§ **EXTRACTED INFORMATION**:
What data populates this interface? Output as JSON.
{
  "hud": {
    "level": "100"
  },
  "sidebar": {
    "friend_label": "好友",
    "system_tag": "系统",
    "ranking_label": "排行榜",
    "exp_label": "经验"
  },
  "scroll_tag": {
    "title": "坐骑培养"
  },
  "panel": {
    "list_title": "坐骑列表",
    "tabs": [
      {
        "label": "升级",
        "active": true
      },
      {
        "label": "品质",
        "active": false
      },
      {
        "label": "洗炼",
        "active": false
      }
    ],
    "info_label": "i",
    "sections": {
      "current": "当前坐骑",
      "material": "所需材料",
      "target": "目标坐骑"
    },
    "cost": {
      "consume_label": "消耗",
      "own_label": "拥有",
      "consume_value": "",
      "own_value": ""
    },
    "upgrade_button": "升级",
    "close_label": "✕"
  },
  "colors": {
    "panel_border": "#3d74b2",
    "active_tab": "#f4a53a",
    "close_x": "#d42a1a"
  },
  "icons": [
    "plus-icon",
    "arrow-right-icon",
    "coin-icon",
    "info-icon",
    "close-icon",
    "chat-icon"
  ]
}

§ **TASK OBJECTIVE**:
Copy out each record, keeping every word as it is.

§ **CORRECT RESULT**:
What data populates this interface? Output as JSON.
{
  "hud": {
    "level": "100"
  },
  "sidebar": {
    "friend_label": "好友",
    "system_tag": "系统",
    "ranking_label": "排行榜",
    "exp_label": "经验"
  },
  "scroll_tag": {
    "title": "坐骑培养"
  },
  "panel": {
    "list_title": "坐骑列表",
    "tabs": [
      {
        "label": "升级",
        "active": true
      },
      {
        "label": "品质",
        "active": false
      },
      {
        "label": "洗炼",
        "active": false
      }
    ],
    "info_label": "i",
    "sections": {
      "current": "当前坐骑",
      "material": "所需材料",
      "target": "目标坐骑"
    },
    "cost": {
      "consume_label": "消耗",
      "own_label": "拥有",
      "consume_value": "",
      "own_value": ""
    },
    "upgrade_button": "升级",
    "close_label": "✕"
  },
  "colors": {
    "panel_border": "#3d74b2",
    "active_tab": "#f4a53a",
    "close_x": "#d42a1a"
  },
  "icons": [
    "plus-icon",
    "arrow-right-icon",
    "coin-icon",
    "info-icon",
    "close-icon",
    "chat-icon"
  ]
}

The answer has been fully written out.